EXERCISE OBJECTIVE: Please check the Git internals passage below: where is the index that git add updates kept?

SOURCE PASSAGE:
When you git add file.txt, Git compresses and stores the file contents as a blob object.

You can inspect it with:

git hash-object file.txt

This command outputs something like:

9562e8b2802fe9b2ea5764741c19f37847cb8acf

This is a SHA-1 hash. Inside .git/objects, Git stores it as:

.git/objects/95/62e8b2802fe9b2ea5764741c19f37847cb8acf

So Git doesn’t store filenames — just file contents. The link between names and blobs comes later (in trees).

Tree — The Directory Blueprint

A tree object represents the structure of a directory. Each entry in a tree object maps a filename to:

  • A blob/tree hash
  • File mode
  • Type (blob or tree)

You can see tree content with:

git cat-file -p <tree-hash>
100644  blob  b2d8968efa87a1845f3a94ca73618a194c2304a1	README.md
040000  tree  dddd84a1983a6438c2f4831b012c214bb17df43e	src

So a tree is basically the directory listing, recursively pointing to blobs and subtrees.

Commit — The Snapshot Metadata

A commit object points to:

  • One tree (the root directory snapshot)
  • Zero or more parent commits
  • Author and committer metadata
  • Commit message

You can view a commit object like this:

git cat-file -p <commit-hash>
tree  421da6484e3079368699a902463f9ac09898a71b
parent  33f9d5b4d4998b2e12b77bac1f6dad96d901030b
author  admincodes7  <arjunbanur27@gmail.com>  1761184353  +0530
committer  admincodes7  <arjunbanur27@gmail.com>  1761184353  +0530

Just to see parent of this commit

The Index — Git’s Staging Area

When you git add, Git doesn’t commit yet — it updates the index (a binary file stored at .git/index). The index maps:

<path><blob-hash>

So when you git commit, Git:

  • Writes a new tree object from the index.
  • Writes a commit object pointing to that tree (and to its parent).

That’s it — no magic.

Branches and Refs — Just Pointers

A branch in Git is simply a file that stores a commit hash.

.git/refs/heads/main → a1b2c3d4...

HEAD is another file:

.git/HEAD → ref: refs/heads/main

So when you git commit, Git:

  • Creates a new commit object.
  • Moves the branch’s ref to point to it.
  • Updates HEAD accordingly.

Tags — Named Commits

A tag is a named reference to a commit. Lightweight tags just point to a commit hash. Annotated tags are full objects containing metadata.

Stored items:
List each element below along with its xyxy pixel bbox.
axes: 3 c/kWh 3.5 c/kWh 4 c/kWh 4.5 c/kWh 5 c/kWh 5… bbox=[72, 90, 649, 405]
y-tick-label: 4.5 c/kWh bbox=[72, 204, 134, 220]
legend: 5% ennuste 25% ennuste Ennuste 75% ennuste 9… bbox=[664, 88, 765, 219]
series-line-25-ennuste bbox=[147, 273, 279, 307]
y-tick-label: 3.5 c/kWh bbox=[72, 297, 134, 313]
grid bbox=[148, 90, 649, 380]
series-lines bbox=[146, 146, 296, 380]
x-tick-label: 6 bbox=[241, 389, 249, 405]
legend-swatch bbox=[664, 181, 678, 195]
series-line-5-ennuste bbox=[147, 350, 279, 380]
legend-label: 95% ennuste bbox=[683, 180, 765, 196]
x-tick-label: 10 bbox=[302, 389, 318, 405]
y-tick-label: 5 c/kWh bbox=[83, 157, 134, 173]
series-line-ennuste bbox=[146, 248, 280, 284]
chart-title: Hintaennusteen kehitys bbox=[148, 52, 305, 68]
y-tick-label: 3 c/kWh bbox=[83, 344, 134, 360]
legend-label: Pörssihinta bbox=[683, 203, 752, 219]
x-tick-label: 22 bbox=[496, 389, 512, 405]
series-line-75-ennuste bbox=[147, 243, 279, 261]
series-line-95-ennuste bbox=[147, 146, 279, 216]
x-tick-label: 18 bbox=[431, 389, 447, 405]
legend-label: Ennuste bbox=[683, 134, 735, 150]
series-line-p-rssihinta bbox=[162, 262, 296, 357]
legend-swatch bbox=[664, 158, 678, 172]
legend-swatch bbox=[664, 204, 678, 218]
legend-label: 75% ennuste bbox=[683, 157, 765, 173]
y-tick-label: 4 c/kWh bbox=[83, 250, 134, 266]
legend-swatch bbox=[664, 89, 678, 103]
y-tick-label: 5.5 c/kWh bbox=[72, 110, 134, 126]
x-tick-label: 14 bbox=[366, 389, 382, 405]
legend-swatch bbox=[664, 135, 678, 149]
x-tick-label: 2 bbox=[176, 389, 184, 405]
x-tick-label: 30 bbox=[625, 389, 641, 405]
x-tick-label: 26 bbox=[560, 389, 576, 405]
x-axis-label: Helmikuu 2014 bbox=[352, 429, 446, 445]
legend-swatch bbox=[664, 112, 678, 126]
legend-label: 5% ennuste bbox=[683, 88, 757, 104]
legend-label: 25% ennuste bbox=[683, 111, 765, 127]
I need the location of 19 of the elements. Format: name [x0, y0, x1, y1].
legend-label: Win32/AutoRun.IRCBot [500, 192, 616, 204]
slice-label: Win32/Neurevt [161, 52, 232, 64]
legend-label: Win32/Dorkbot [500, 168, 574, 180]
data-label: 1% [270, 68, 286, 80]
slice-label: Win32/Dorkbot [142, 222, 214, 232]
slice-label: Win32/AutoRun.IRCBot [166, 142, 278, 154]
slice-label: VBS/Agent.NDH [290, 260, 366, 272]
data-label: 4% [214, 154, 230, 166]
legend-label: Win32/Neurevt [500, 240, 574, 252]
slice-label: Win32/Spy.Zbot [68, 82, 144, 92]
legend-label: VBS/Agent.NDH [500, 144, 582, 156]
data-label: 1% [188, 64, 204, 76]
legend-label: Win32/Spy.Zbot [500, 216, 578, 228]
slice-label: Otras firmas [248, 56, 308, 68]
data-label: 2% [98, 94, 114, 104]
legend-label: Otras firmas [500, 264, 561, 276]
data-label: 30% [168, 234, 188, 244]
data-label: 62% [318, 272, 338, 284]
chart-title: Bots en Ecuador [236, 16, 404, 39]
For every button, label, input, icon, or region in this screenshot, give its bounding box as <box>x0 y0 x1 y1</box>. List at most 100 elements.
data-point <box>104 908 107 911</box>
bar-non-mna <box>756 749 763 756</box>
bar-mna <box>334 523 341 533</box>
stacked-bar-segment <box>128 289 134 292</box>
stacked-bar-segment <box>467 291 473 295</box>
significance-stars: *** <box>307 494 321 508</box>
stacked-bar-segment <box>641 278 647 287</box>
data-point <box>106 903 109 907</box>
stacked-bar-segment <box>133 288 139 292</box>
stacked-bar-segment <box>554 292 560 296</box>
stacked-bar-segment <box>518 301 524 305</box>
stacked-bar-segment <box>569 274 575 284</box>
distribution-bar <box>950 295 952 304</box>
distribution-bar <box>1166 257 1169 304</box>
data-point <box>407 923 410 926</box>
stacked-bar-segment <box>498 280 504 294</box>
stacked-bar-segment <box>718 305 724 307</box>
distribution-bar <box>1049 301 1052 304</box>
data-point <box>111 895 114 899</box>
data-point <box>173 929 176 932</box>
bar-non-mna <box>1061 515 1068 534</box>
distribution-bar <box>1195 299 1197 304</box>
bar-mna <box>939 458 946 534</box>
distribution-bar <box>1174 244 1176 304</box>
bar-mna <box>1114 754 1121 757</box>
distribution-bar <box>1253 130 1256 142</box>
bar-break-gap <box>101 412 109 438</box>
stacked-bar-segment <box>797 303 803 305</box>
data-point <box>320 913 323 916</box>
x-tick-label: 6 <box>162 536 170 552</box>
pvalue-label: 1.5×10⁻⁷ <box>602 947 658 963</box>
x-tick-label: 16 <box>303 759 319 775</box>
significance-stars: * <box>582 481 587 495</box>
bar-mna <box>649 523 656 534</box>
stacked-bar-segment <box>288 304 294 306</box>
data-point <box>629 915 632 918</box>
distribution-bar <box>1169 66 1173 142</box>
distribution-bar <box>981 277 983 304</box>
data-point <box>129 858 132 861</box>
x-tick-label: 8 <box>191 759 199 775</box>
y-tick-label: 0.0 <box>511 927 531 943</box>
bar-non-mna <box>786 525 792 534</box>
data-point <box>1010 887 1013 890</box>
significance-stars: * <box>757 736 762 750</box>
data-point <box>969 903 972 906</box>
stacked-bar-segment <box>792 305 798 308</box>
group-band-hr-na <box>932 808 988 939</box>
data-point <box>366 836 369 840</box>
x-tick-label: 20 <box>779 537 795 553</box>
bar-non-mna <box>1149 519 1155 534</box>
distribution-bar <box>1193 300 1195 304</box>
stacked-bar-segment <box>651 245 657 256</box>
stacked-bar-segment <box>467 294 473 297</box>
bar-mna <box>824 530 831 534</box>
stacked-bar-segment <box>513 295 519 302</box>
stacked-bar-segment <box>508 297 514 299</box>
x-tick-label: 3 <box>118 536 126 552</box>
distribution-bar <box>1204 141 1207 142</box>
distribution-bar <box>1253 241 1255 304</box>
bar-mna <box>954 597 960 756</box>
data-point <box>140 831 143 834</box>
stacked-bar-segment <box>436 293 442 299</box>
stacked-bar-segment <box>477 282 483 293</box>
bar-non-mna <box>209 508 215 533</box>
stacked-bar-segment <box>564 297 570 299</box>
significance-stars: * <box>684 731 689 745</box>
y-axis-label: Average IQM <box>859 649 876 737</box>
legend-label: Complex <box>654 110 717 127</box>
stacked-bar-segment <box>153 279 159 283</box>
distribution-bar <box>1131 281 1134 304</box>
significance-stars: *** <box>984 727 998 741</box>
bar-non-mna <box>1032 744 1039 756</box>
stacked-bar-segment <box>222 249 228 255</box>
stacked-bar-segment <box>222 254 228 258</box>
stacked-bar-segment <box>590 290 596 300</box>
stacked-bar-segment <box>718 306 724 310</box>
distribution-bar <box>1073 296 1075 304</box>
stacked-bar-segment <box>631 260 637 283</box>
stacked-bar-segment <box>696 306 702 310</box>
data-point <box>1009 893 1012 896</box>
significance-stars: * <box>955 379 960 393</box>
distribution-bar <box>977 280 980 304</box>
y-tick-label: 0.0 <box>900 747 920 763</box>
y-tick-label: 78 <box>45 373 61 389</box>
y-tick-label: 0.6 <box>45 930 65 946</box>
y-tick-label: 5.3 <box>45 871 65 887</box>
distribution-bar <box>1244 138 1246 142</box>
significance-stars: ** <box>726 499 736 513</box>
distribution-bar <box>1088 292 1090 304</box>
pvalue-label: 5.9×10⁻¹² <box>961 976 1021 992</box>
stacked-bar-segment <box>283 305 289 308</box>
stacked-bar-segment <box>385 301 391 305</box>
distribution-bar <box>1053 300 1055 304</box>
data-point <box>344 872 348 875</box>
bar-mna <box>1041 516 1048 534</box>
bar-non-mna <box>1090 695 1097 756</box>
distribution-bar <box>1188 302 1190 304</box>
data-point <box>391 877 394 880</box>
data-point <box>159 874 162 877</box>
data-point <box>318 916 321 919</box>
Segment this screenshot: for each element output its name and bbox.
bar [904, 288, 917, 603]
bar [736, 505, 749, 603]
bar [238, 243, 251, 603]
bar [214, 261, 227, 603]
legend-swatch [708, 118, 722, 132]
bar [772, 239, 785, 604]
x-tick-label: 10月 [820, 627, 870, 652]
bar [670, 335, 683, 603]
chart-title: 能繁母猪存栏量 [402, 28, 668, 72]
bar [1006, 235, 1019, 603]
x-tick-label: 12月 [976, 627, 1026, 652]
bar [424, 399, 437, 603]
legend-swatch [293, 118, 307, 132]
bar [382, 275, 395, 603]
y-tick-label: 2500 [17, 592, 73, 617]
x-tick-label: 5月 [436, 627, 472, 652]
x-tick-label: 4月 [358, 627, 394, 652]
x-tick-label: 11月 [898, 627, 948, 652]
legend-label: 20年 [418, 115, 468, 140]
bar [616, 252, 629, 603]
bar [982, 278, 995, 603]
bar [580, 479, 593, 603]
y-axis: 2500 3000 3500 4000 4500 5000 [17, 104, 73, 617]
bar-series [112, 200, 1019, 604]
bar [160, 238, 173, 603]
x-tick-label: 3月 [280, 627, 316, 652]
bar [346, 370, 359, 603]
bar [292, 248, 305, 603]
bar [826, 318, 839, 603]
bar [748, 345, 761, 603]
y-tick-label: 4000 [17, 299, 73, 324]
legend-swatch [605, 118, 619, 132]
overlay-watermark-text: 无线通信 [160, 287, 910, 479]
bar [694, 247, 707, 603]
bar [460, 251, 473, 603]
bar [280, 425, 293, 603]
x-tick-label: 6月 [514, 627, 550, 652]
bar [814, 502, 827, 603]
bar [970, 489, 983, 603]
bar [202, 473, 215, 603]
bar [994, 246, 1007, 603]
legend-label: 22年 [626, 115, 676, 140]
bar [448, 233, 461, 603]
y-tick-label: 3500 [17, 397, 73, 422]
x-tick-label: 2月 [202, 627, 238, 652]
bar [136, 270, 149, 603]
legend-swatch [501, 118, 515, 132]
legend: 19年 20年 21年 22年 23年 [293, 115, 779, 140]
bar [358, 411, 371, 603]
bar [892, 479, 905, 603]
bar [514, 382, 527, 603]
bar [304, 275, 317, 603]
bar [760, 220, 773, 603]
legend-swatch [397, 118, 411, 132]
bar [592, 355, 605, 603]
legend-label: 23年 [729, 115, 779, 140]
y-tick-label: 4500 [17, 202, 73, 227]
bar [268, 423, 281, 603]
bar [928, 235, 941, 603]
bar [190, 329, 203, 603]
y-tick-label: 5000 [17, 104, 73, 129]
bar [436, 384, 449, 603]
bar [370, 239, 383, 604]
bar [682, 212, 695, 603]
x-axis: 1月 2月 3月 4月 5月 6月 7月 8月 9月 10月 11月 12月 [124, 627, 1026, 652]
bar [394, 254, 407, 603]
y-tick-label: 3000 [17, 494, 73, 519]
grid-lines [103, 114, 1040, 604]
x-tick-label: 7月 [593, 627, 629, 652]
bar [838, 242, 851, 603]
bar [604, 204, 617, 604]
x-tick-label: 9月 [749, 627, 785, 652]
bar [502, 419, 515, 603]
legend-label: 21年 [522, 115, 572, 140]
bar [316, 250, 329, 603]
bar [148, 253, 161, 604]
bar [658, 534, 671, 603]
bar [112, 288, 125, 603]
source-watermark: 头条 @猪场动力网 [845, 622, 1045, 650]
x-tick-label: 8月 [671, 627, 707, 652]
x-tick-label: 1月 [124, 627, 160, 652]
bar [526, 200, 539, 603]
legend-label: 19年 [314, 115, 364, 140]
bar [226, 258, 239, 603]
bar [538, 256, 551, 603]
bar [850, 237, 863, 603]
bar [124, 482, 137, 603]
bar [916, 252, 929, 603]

EXERCISE ANSWER: In a binary file stored at .git/index.